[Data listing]
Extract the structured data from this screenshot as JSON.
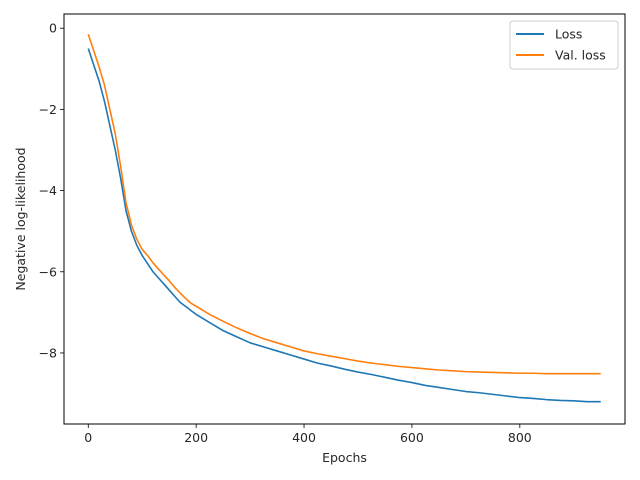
{
  "chart_data": {
    "type": "line",
    "title": "",
    "xlabel": "Epochs",
    "ylabel": "Negative log-likelihood",
    "xlim": [
      -45,
      995
    ],
    "ylim": [
      -9.75,
      0.35
    ],
    "xticks": [
      0,
      200,
      400,
      600,
      800
    ],
    "yticks": [
      0,
      -2,
      -4,
      -6,
      -8
    ],
    "grid": false,
    "legend_position": "top-right",
    "series": [
      {
        "name": "Loss",
        "color": "#1f77b4",
        "x": [
          0,
          10,
          20,
          30,
          40,
          50,
          60,
          70,
          80,
          90,
          100,
          110,
          120,
          130,
          140,
          150,
          160,
          170,
          180,
          190,
          200,
          225,
          250,
          275,
          300,
          325,
          350,
          375,
          400,
          425,
          450,
          475,
          500,
          525,
          550,
          575,
          600,
          625,
          650,
          675,
          700,
          725,
          750,
          775,
          800,
          825,
          850,
          875,
          900,
          925,
          950
        ],
        "y": [
          -0.5,
          -0.9,
          -1.3,
          -1.8,
          -2.4,
          -3.0,
          -3.7,
          -4.5,
          -5.0,
          -5.35,
          -5.6,
          -5.8,
          -6.0,
          -6.15,
          -6.3,
          -6.45,
          -6.6,
          -6.75,
          -6.85,
          -6.95,
          -7.05,
          -7.25,
          -7.45,
          -7.6,
          -7.75,
          -7.85,
          -7.95,
          -8.05,
          -8.15,
          -8.25,
          -8.32,
          -8.4,
          -8.47,
          -8.53,
          -8.6,
          -8.67,
          -8.73,
          -8.8,
          -8.85,
          -8.9,
          -8.95,
          -8.98,
          -9.02,
          -9.06,
          -9.1,
          -9.12,
          -9.15,
          -9.17,
          -9.18,
          -9.2,
          -9.2
        ]
      },
      {
        "name": "Val. loss",
        "color": "#ff7f0e",
        "x": [
          0,
          10,
          20,
          30,
          40,
          50,
          60,
          70,
          80,
          90,
          100,
          110,
          120,
          130,
          140,
          150,
          160,
          170,
          180,
          190,
          200,
          225,
          250,
          275,
          300,
          325,
          350,
          375,
          400,
          425,
          450,
          475,
          500,
          525,
          550,
          575,
          600,
          625,
          650,
          675,
          700,
          725,
          750,
          775,
          800,
          825,
          850,
          875,
          900,
          925,
          950
        ],
        "y": [
          -0.15,
          -0.55,
          -0.95,
          -1.4,
          -2.0,
          -2.6,
          -3.4,
          -4.3,
          -4.85,
          -5.2,
          -5.45,
          -5.6,
          -5.78,
          -5.93,
          -6.08,
          -6.22,
          -6.38,
          -6.52,
          -6.65,
          -6.77,
          -6.85,
          -7.05,
          -7.22,
          -7.38,
          -7.52,
          -7.65,
          -7.75,
          -7.85,
          -7.95,
          -8.02,
          -8.08,
          -8.14,
          -8.2,
          -8.25,
          -8.29,
          -8.33,
          -8.36,
          -8.39,
          -8.42,
          -8.44,
          -8.46,
          -8.47,
          -8.48,
          -8.49,
          -8.5,
          -8.5,
          -8.51,
          -8.51,
          -8.51,
          -8.51,
          -8.51
        ]
      }
    ]
  }
}
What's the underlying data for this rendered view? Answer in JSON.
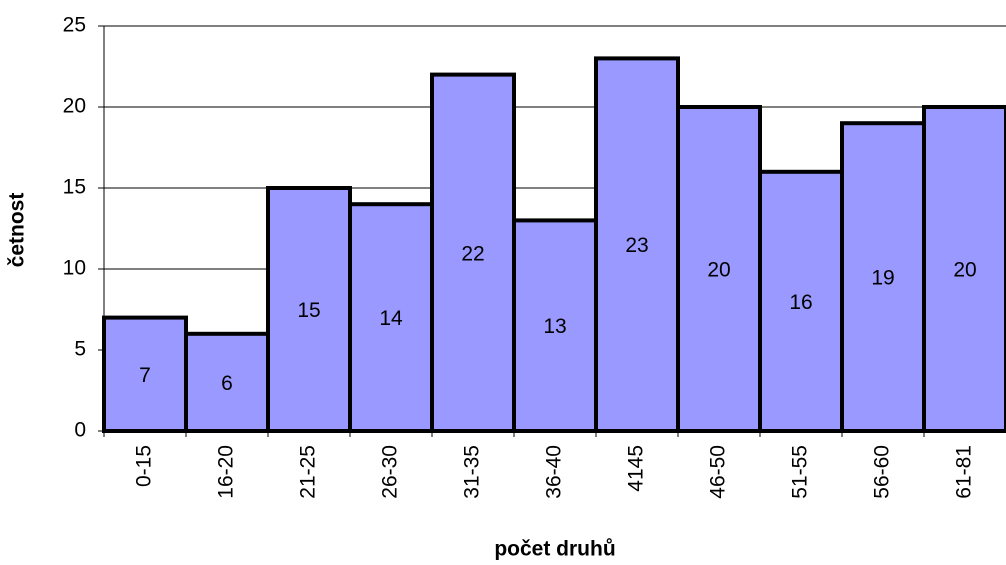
{
  "chart_data": {
    "type": "bar",
    "x_label": "počet druhů",
    "y_label": "četnost",
    "categories": [
      "0-15",
      "16-20",
      "21-25",
      "26-30",
      "31-35",
      "36-40",
      "4145",
      "46-50",
      "51-55",
      "56-60",
      "61-81"
    ],
    "values": [
      7,
      6,
      15,
      14,
      22,
      13,
      23,
      20,
      16,
      19,
      20
    ],
    "color": "#9999ff",
    "ylim": [
      0,
      25
    ],
    "yticks": [
      0,
      5,
      10,
      15,
      20,
      25
    ],
    "grid": true
  }
}
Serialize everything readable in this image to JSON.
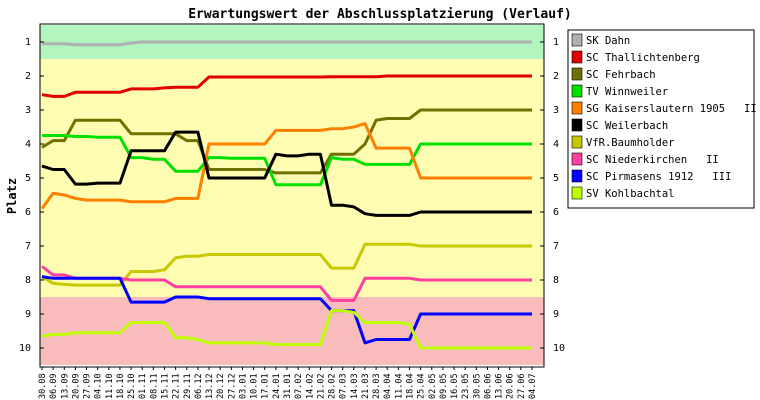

> **What the task asks**
Within the listing above, find every line containing the string "color" and return it.

> **Answer for this exercise**
        "color": "#1f77b4",
        "color": "#ff7f0e",
    "color": "#9999ff",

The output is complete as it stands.